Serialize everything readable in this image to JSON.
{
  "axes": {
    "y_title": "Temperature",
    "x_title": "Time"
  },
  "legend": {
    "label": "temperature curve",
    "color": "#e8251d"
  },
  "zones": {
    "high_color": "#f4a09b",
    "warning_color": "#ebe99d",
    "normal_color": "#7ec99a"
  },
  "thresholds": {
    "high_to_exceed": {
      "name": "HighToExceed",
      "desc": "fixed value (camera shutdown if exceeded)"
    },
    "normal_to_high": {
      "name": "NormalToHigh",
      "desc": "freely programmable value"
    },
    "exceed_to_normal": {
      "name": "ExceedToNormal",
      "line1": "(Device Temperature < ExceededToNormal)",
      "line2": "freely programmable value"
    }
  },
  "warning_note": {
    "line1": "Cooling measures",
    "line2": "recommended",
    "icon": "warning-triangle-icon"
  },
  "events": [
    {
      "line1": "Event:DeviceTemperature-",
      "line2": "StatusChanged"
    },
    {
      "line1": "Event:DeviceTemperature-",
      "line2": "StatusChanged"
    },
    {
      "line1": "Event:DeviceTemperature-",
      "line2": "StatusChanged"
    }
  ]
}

> Exercise details
Write the whole listing out again. Keep every line exactly as it is.

> Task solution
Serialize everything readable in this image to JSON.
{
  "axes": {
    "y_title": "Temperature",
    "x_title": "Time"
  },
  "legend": {
    "label": "temperature curve",
    "color": "#e8251d"
  },
  "zones": {
    "high_color": "#f4a09b",
    "warning_color": "#ebe99d",
    "normal_color": "#7ec99a"
  },
  "thresholds": {
    "high_to_exceed": {
      "name": "HighToExceed",
      "desc": "fixed value (camera shutdown if exceeded)"
    },
    "normal_to_high": {
      "name": "NormalToHigh",
      "desc": "freely programmable value"
    },
    "exceed_to_normal": {
      "name": "ExceedToNormal",
      "line1": "(Device Temperature < ExceededToNormal)",
      "line2": "freely programmable value"
    }
  },
  "warning_note": {
    "line1": "Cooling measures",
    "line2": "recommended",
    "icon": "warning-triangle-icon"
  },
  "events": [
    {
      "line1": "Event:DeviceTemperature-",
      "line2": "StatusChanged"
    },
    {
      "line1": "Event:DeviceTemperature-",
      "line2": "StatusChanged"
    },
    {
      "line1": "Event:DeviceTemperature-",
      "line2": "StatusChanged"
    }
  ]
}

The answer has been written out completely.